→ **AUFGABENSTELLUNG**:
Gib bitte alle folgenden Einträge erneut wieder und tausche darin „map-label“ gegen „map-marker“ aus. Alles andere bleibt unverändert.

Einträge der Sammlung
★ ★ ★

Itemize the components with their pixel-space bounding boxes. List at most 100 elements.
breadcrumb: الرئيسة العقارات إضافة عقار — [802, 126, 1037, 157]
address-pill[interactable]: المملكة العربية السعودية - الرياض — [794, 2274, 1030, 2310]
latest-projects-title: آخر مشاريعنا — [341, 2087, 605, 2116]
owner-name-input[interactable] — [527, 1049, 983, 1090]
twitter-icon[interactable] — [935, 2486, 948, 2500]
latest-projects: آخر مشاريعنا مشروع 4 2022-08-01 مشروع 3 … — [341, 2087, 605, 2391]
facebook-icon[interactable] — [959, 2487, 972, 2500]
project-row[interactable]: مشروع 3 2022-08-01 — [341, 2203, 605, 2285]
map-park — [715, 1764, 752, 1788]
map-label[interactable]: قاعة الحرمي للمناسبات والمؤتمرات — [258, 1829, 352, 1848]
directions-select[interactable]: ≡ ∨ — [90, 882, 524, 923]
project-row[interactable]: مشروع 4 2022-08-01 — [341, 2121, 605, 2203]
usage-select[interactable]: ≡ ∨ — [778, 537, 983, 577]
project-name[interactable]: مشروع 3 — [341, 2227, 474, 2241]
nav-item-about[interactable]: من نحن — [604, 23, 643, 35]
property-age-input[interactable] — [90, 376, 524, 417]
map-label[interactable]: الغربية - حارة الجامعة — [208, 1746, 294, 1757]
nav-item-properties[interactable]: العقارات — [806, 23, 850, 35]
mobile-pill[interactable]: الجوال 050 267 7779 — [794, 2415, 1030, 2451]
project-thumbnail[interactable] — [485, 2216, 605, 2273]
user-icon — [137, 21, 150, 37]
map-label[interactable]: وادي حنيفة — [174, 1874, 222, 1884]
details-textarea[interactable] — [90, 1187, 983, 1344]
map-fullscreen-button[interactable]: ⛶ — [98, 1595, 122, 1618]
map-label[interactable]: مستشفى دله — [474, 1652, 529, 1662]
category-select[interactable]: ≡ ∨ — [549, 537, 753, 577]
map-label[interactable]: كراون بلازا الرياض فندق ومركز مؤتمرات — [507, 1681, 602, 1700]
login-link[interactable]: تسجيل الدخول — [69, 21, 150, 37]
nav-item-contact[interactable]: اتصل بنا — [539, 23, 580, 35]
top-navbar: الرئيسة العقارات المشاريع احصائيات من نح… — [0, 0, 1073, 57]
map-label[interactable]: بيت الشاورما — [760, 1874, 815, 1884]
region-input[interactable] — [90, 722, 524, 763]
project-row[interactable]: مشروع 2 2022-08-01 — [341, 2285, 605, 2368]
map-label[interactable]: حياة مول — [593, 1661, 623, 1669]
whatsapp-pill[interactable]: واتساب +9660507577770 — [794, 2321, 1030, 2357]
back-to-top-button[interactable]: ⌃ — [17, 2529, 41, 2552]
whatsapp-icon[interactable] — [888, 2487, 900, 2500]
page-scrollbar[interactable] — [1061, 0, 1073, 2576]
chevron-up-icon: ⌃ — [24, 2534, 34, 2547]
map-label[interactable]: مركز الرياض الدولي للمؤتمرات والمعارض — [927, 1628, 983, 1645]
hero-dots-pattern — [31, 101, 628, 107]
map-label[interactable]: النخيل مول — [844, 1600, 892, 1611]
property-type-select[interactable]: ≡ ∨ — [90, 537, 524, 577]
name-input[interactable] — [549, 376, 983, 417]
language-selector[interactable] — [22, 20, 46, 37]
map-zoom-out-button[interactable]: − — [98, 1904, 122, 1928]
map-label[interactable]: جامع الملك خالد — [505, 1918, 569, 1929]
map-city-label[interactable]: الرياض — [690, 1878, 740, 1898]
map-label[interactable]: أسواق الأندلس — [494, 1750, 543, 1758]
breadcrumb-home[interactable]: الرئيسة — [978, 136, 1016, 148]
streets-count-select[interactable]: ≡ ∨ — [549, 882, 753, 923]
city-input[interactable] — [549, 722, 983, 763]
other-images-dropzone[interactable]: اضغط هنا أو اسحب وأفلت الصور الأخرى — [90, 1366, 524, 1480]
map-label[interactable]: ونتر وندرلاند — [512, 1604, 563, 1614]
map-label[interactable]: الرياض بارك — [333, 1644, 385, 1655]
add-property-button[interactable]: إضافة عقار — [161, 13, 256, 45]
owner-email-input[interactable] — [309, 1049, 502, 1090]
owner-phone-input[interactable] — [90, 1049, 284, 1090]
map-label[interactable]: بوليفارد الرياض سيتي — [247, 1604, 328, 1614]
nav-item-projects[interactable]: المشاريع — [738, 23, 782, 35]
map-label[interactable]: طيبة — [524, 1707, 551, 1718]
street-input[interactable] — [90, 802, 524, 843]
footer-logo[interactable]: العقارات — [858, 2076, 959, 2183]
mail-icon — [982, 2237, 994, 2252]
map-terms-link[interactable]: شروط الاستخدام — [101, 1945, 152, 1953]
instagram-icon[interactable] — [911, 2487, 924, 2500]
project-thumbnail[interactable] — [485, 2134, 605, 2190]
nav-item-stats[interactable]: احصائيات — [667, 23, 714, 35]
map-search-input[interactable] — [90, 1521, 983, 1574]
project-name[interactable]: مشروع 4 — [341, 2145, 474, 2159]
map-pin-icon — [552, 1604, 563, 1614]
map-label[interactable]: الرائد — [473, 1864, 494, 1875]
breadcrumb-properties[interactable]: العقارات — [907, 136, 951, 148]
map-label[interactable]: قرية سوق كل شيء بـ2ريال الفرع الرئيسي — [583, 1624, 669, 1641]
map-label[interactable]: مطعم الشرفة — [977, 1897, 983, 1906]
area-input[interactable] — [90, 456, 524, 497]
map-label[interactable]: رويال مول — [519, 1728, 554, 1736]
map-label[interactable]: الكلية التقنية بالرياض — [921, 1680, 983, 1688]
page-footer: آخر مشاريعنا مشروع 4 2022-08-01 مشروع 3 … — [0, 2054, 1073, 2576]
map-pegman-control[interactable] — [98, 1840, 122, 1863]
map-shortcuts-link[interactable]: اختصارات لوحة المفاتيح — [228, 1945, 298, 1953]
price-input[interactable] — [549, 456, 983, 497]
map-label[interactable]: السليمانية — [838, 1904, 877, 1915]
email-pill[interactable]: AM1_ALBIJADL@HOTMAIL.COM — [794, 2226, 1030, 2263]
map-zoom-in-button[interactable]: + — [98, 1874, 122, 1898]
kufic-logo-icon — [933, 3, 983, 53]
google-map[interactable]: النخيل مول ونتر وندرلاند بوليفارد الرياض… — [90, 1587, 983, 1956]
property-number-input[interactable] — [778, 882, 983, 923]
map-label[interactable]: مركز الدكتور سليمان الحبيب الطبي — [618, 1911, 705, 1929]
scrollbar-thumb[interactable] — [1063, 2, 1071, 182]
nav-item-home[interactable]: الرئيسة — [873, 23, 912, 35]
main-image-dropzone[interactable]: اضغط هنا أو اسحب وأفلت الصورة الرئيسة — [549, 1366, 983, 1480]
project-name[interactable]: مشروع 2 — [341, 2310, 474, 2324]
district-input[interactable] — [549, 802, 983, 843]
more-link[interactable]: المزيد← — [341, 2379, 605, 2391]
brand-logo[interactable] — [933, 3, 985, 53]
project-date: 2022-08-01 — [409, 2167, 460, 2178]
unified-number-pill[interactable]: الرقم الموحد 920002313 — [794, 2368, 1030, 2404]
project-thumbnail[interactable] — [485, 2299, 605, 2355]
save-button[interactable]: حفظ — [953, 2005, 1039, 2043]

★ ★ ★

→ **ERGEBNIS DER AUFGABE**:
Itemize the components with their pixel-space bounding boxes. List at most 100 elements.
breadcrumb: الرئيسة العقارات إضافة عقار — [802, 126, 1037, 157]
address-pill[interactable]: المملكة العربية السعودية - الرياض — [794, 2274, 1030, 2310]
latest-projects-title: آخر مشاريعنا — [341, 2087, 605, 2116]
owner-name-input[interactable] — [527, 1049, 983, 1090]
twitter-icon[interactable] — [935, 2486, 948, 2500]
latest-projects: آخر مشاريعنا مشروع 4 2022-08-01 مشروع 3 … — [341, 2087, 605, 2391]
facebook-icon[interactable] — [959, 2487, 972, 2500]
project-row[interactable]: مشروع 3 2022-08-01 — [341, 2203, 605, 2285]
map-park — [715, 1764, 752, 1788]
map-marker[interactable]: قاعة الحرمي للمناسبات والمؤتمرات — [258, 1829, 352, 1848]
directions-select[interactable]: ≡ ∨ — [90, 882, 524, 923]
project-row[interactable]: مشروع 4 2022-08-01 — [341, 2121, 605, 2203]
usage-select[interactable]: ≡ ∨ — [778, 537, 983, 577]
project-name[interactable]: مشروع 3 — [341, 2227, 474, 2241]
nav-item-about[interactable]: من نحن — [604, 23, 643, 35]
property-age-input[interactable] — [90, 376, 524, 417]
map-marker[interactable]: الغربية - حارة الجامعة — [208, 1746, 294, 1757]
nav-item-properties[interactable]: العقارات — [806, 23, 850, 35]
mobile-pill[interactable]: الجوال 050 267 7779 — [794, 2415, 1030, 2451]
project-thumbnail[interactable] — [485, 2216, 605, 2273]
user-icon — [137, 21, 150, 37]
map-marker[interactable]: وادي حنيفة — [174, 1874, 222, 1884]
details-textarea[interactable] — [90, 1187, 983, 1344]
map-fullscreen-button[interactable]: ⛶ — [98, 1595, 122, 1618]
map-marker[interactable]: مستشفى دله — [474, 1652, 529, 1662]
category-select[interactable]: ≡ ∨ — [549, 537, 753, 577]
map-marker[interactable]: كراون بلازا الرياض فندق ومركز مؤتمرات — [507, 1681, 602, 1700]
login-link[interactable]: تسجيل الدخول — [69, 21, 150, 37]
nav-item-contact[interactable]: اتصل بنا — [539, 23, 580, 35]
top-navbar: الرئيسة العقارات المشاريع احصائيات من نح… — [0, 0, 1073, 57]
map-marker[interactable]: بيت الشاورما — [760, 1874, 815, 1884]
region-input[interactable] — [90, 722, 524, 763]
project-row[interactable]: مشروع 2 2022-08-01 — [341, 2285, 605, 2368]
map-marker[interactable]: حياة مول — [593, 1661, 623, 1669]
whatsapp-pill[interactable]: واتساب +9660507577770 — [794, 2321, 1030, 2357]
back-to-top-button[interactable]: ⌃ — [17, 2529, 41, 2552]
whatsapp-icon[interactable] — [888, 2487, 900, 2500]
page-scrollbar[interactable] — [1061, 0, 1073, 2576]
chevron-up-icon: ⌃ — [24, 2534, 34, 2547]
map-marker[interactable]: مركز الرياض الدولي للمؤتمرات والمعارض — [927, 1628, 983, 1645]
hero-dots-pattern — [31, 101, 628, 107]
map-marker[interactable]: النخيل مول — [844, 1600, 892, 1611]
property-type-select[interactable]: ≡ ∨ — [90, 537, 524, 577]
name-input[interactable] — [549, 376, 983, 417]
language-selector[interactable] — [22, 20, 46, 37]
map-zoom-out-button[interactable]: − — [98, 1904, 122, 1928]
map-marker[interactable]: جامع الملك خالد — [505, 1918, 569, 1929]
map-city-label[interactable]: الرياض — [690, 1878, 740, 1898]
map-marker[interactable]: أسواق الأندلس — [494, 1750, 543, 1758]
breadcrumb-home[interactable]: الرئيسة — [978, 136, 1016, 148]
streets-count-select[interactable]: ≡ ∨ — [549, 882, 753, 923]
city-input[interactable] — [549, 722, 983, 763]
other-images-dropzone[interactable]: اضغط هنا أو اسحب وأفلت الصور الأخرى — [90, 1366, 524, 1480]
map-marker[interactable]: ونتر وندرلاند — [512, 1604, 563, 1614]
map-marker[interactable]: الرياض بارك — [333, 1644, 385, 1655]
add-property-button[interactable]: إضافة عقار — [161, 13, 256, 45]
owner-email-input[interactable] — [309, 1049, 502, 1090]
owner-phone-input[interactable] — [90, 1049, 284, 1090]
map-marker[interactable]: بوليفارد الرياض سيتي — [247, 1604, 328, 1614]
nav-item-projects[interactable]: المشاريع — [738, 23, 782, 35]
map-marker[interactable]: طيبة — [524, 1707, 551, 1718]
street-input[interactable] — [90, 802, 524, 843]
footer-logo[interactable]: العقارات — [858, 2076, 959, 2183]
mail-icon — [982, 2237, 994, 2252]
map-terms-link[interactable]: شروط الاستخدام — [101, 1945, 152, 1953]
instagram-icon[interactable] — [911, 2487, 924, 2500]
project-thumbnail[interactable] — [485, 2134, 605, 2190]
nav-item-stats[interactable]: احصائيات — [667, 23, 714, 35]
map-search-input[interactable] — [90, 1521, 983, 1574]
project-name[interactable]: مشروع 4 — [341, 2145, 474, 2159]
map-pin-icon — [552, 1604, 563, 1614]
map-marker[interactable]: الرائد — [473, 1864, 494, 1875]
breadcrumb-properties[interactable]: العقارات — [907, 136, 951, 148]
map-marker[interactable]: قرية سوق كل شيء بـ2ريال الفرع الرئيسي — [583, 1624, 669, 1641]
map-marker[interactable]: مطعم الشرفة — [977, 1897, 983, 1906]
area-input[interactable] — [90, 456, 524, 497]
map-marker[interactable]: رويال مول — [519, 1728, 554, 1736]
map-marker[interactable]: الكلية التقنية بالرياض — [921, 1680, 983, 1688]
page-footer: آخر مشاريعنا مشروع 4 2022-08-01 مشروع 3 … — [0, 2054, 1073, 2576]
map-pegman-control[interactable] — [98, 1840, 122, 1863]
map-shortcuts-link[interactable]: اختصارات لوحة المفاتيح — [228, 1945, 298, 1953]
price-input[interactable] — [549, 456, 983, 497]
map-marker[interactable]: السليمانية — [838, 1904, 877, 1915]
email-pill[interactable]: AM1_ALBIJADL@HOTMAIL.COM — [794, 2226, 1030, 2263]
map-zoom-in-button[interactable]: + — [98, 1874, 122, 1898]
kufic-logo-icon — [933, 3, 983, 53]
google-map[interactable]: النخيل مول ونتر وندرلاند بوليفارد الرياض… — [90, 1587, 983, 1956]
property-number-input[interactable] — [778, 882, 983, 923]
map-marker[interactable]: مركز الدكتور سليمان الحبيب الطبي — [618, 1911, 705, 1929]
scrollbar-thumb[interactable] — [1063, 2, 1071, 182]
nav-item-home[interactable]: الرئيسة — [873, 23, 912, 35]
main-image-dropzone[interactable]: اضغط هنا أو اسحب وأفلت الصورة الرئيسة — [549, 1366, 983, 1480]
project-name[interactable]: مشروع 2 — [341, 2310, 474, 2324]
district-input[interactable] — [549, 802, 983, 843]
more-link[interactable]: المزيد← — [341, 2379, 605, 2391]
brand-logo[interactable] — [933, 3, 985, 53]
project-date: 2022-08-01 — [409, 2167, 460, 2178]
unified-number-pill[interactable]: الرقم الموحد 920002313 — [794, 2368, 1030, 2404]
project-thumbnail[interactable] — [485, 2299, 605, 2355]
save-button[interactable]: حفظ — [953, 2005, 1039, 2043]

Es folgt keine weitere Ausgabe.